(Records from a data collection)
########

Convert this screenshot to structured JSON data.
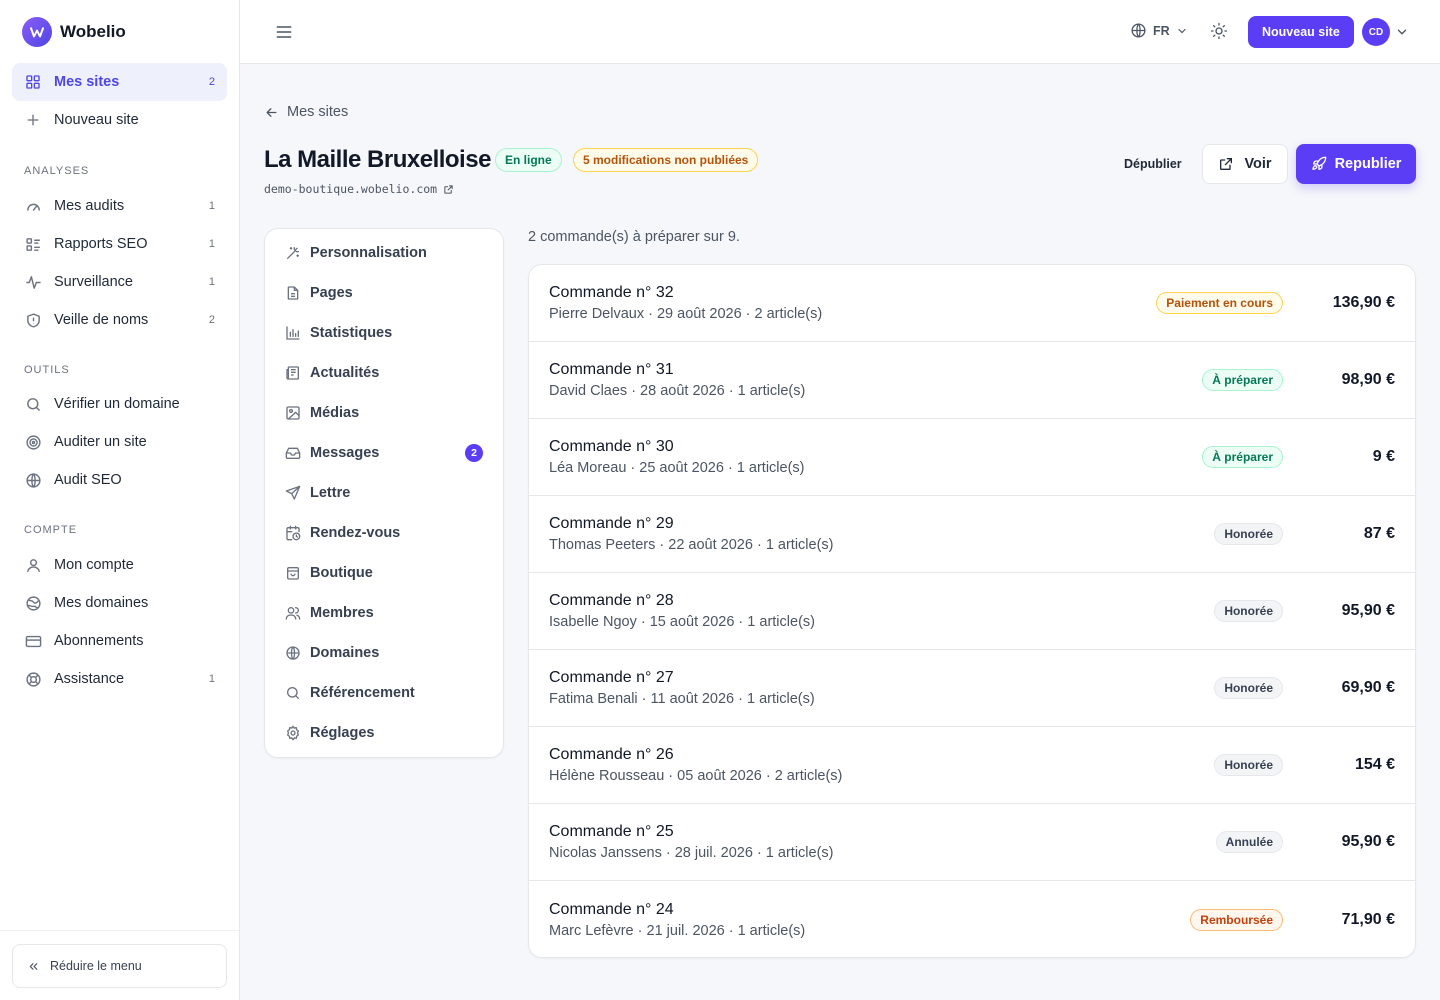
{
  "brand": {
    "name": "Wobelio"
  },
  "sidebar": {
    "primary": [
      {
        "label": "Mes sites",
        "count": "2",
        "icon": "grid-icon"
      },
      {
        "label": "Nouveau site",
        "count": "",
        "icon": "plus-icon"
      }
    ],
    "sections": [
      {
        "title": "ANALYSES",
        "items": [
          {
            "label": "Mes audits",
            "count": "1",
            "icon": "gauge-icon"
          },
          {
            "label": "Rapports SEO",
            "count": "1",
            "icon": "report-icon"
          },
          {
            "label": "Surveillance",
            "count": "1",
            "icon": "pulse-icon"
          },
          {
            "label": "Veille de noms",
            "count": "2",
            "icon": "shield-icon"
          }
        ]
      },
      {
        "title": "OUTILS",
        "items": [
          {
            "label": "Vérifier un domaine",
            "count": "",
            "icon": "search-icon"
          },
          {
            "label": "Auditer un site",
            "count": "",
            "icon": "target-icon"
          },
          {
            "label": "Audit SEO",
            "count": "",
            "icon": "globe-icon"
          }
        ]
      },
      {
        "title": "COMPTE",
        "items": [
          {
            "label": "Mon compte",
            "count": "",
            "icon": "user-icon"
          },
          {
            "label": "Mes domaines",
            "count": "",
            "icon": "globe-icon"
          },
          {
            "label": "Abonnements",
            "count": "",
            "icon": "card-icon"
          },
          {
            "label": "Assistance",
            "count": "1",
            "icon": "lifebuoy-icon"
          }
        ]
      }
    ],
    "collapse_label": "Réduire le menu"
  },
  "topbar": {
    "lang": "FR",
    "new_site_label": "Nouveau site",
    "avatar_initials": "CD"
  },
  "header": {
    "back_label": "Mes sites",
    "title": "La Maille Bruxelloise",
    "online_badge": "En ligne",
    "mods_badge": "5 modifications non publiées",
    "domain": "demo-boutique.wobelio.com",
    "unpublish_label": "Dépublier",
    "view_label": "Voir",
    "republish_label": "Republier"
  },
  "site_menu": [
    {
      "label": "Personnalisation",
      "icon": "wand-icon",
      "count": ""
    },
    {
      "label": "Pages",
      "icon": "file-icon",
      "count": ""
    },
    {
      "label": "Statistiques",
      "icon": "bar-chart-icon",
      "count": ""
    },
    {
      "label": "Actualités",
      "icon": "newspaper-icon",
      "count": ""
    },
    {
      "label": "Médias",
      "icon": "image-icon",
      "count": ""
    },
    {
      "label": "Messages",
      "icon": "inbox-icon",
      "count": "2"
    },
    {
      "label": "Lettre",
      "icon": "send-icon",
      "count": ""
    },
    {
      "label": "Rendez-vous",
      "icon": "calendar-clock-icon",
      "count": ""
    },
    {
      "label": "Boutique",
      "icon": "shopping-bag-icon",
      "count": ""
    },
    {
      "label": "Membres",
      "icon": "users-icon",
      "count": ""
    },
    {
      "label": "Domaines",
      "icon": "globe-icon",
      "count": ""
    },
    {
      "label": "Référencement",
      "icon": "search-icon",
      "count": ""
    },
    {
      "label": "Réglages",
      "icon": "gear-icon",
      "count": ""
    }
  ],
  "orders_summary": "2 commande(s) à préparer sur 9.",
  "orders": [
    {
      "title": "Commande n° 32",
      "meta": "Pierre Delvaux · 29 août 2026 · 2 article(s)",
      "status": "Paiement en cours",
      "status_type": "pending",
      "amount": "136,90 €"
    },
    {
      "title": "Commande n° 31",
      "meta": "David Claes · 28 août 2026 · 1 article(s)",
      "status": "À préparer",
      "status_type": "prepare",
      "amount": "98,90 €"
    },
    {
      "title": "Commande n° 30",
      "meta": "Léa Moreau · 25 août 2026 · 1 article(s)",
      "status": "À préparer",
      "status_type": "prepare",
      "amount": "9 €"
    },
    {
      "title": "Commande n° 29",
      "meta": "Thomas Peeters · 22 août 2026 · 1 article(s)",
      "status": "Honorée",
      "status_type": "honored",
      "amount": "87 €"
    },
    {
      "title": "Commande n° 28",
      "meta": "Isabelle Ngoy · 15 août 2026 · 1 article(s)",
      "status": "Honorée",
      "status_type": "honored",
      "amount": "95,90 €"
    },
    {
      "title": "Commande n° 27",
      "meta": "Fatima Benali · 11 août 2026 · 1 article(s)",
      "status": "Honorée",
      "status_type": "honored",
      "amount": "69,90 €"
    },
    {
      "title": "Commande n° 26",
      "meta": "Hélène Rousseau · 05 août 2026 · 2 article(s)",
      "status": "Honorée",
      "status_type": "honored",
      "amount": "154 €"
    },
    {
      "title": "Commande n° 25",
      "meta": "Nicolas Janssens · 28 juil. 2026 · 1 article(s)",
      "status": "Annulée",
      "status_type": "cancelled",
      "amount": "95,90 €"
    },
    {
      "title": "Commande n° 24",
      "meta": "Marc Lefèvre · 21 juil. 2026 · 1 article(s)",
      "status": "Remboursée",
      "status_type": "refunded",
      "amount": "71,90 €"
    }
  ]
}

########

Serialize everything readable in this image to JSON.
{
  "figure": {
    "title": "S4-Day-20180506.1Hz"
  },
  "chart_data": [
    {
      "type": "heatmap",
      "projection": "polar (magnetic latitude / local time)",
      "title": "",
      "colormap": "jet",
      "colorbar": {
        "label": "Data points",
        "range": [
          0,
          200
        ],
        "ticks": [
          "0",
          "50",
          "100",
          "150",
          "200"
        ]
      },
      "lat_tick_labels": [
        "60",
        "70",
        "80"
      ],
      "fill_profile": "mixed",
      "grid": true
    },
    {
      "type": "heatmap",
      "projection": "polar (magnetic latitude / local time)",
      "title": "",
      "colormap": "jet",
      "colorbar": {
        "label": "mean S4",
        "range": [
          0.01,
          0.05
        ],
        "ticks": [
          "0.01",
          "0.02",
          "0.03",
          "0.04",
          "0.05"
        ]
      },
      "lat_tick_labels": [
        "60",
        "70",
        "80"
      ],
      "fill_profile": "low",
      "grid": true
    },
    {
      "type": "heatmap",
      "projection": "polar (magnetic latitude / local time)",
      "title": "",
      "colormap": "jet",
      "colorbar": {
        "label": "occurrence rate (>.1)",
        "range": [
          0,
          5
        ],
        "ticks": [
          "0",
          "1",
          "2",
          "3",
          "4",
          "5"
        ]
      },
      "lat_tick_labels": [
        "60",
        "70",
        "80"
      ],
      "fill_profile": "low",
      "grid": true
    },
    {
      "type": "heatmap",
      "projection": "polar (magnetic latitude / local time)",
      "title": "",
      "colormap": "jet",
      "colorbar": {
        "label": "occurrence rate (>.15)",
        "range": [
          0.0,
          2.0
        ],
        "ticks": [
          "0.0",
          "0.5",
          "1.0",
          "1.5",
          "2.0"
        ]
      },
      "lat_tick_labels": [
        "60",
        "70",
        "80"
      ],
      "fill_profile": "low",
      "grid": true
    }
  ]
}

########

## PROBLEM DESCRIPTION
Going through the entries above, tally each line that has the word "image". Answer with the number only.

## SOLVED PROBLEM
2